(Stored dataset items)
+ + + + +

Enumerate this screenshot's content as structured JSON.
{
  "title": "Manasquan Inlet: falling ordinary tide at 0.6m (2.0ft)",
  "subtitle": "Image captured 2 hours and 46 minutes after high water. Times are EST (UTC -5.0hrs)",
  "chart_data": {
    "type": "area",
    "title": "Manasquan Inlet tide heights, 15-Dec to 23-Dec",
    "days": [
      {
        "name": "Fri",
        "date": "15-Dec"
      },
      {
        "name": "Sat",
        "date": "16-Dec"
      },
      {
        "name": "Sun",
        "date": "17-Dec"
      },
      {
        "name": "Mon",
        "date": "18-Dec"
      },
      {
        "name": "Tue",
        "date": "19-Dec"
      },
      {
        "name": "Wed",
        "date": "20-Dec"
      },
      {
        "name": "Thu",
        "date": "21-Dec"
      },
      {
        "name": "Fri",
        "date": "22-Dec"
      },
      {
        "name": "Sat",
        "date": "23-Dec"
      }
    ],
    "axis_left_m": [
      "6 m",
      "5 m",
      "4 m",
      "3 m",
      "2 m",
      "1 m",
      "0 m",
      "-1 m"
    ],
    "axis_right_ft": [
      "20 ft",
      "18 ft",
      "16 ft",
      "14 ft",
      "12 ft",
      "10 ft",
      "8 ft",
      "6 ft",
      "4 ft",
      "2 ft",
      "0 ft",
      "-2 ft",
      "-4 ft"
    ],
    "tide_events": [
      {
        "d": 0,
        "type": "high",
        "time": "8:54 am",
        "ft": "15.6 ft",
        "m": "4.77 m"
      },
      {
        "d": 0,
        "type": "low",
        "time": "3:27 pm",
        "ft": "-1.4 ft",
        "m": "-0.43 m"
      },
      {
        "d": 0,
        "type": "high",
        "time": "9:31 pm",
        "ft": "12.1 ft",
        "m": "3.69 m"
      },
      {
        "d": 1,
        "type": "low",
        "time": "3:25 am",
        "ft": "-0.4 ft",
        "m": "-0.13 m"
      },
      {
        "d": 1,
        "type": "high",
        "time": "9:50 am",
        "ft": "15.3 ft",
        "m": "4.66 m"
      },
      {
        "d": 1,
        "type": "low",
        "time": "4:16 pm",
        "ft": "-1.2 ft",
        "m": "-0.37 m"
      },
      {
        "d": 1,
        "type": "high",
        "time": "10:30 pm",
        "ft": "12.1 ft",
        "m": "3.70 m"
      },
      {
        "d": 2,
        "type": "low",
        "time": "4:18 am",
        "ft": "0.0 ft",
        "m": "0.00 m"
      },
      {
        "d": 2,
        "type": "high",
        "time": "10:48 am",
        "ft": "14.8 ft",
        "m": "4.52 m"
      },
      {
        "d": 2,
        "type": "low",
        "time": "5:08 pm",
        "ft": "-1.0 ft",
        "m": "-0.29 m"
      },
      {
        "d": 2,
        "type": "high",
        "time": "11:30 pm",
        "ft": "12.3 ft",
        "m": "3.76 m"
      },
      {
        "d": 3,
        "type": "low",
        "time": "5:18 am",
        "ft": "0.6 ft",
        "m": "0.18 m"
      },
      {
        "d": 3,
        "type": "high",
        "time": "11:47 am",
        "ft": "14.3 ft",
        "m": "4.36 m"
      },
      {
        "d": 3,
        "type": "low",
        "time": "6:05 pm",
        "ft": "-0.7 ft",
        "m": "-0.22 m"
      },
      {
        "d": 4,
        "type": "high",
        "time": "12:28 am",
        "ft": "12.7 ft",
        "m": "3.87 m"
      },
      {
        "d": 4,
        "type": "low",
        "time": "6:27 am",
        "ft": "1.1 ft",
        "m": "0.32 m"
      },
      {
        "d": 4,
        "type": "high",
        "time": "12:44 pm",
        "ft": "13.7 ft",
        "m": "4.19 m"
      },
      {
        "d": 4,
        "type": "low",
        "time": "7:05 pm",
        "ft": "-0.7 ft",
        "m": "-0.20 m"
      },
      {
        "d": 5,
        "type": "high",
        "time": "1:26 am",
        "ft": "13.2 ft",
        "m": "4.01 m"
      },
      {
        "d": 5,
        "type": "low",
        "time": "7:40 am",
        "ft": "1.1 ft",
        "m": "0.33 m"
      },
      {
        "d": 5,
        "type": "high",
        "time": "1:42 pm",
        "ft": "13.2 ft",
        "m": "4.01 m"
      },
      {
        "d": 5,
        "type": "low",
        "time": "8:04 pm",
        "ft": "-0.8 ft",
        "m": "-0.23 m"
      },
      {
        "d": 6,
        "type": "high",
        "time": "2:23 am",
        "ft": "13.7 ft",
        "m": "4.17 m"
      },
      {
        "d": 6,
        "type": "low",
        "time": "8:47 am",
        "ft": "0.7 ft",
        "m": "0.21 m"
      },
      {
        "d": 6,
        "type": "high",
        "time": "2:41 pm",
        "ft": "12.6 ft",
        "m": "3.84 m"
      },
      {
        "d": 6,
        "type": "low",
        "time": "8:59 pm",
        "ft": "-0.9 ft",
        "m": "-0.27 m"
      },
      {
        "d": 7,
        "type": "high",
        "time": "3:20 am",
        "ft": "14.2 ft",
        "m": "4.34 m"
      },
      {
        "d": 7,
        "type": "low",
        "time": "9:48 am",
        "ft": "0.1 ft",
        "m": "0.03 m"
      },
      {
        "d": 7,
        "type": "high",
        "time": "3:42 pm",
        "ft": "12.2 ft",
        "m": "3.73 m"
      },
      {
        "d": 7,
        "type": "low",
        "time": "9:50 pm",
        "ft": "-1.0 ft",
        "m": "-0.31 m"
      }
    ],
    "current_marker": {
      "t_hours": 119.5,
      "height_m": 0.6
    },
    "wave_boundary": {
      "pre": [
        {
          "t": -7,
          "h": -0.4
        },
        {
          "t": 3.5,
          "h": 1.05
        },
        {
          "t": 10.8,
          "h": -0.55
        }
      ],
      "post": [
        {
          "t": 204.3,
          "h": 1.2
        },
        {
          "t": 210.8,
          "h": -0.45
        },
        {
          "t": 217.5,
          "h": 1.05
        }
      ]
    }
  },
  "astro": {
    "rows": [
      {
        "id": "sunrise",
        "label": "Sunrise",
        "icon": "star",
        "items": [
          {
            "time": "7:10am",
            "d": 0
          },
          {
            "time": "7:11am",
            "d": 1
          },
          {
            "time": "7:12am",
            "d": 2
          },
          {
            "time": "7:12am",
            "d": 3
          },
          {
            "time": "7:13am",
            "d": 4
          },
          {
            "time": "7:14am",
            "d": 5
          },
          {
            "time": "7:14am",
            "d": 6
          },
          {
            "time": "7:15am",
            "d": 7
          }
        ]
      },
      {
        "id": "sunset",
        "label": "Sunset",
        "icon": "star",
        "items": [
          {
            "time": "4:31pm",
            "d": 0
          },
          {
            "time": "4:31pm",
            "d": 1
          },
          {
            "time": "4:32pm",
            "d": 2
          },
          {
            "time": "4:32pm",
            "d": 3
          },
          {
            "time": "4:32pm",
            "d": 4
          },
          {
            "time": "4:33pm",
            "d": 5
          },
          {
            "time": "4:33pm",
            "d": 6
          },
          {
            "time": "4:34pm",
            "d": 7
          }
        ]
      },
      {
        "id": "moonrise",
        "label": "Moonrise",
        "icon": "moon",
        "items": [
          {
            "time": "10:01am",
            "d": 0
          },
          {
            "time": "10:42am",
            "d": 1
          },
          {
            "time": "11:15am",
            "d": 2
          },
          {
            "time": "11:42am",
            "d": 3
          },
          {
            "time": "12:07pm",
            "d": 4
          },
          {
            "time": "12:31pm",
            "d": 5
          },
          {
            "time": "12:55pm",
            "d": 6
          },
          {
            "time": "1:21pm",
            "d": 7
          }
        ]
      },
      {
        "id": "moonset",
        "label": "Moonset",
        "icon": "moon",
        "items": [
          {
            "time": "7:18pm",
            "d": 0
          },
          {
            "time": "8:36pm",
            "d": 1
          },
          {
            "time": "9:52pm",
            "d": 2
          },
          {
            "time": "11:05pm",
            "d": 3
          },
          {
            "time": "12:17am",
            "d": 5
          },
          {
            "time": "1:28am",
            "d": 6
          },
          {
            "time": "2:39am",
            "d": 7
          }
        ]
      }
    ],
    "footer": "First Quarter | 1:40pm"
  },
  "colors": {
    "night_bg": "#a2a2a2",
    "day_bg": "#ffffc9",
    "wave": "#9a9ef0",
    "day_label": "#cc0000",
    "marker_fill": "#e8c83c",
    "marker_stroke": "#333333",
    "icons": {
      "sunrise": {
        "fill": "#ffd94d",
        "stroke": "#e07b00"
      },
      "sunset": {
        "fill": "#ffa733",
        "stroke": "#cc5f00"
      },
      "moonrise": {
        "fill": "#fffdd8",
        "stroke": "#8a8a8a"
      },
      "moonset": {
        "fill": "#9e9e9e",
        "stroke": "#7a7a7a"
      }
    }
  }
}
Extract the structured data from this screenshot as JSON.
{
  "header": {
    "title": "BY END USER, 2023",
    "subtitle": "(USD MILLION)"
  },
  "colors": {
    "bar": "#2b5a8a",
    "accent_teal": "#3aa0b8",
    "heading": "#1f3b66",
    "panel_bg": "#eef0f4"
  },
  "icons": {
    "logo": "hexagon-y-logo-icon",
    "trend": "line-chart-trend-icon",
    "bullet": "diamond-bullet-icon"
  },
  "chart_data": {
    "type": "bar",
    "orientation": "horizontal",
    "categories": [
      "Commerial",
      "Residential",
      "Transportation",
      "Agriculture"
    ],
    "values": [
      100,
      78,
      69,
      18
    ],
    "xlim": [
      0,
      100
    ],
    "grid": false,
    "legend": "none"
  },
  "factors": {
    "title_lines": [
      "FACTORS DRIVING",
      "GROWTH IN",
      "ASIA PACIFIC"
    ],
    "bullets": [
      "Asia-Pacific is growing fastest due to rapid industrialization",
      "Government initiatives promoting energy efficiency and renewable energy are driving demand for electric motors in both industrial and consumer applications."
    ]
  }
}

+ + + + +

▸ Task to complete:
Pull out all lines in the data above that include "name".

▸ Exercise answer:
        "name": "Fri",
        "name": "Sat",
        "name": "Sun",
        "name": "Mon",
        "name": "Tue",
        "name": "Wed",
        "name": "Thu",
        "name": "Fri",
        "name": "Sat",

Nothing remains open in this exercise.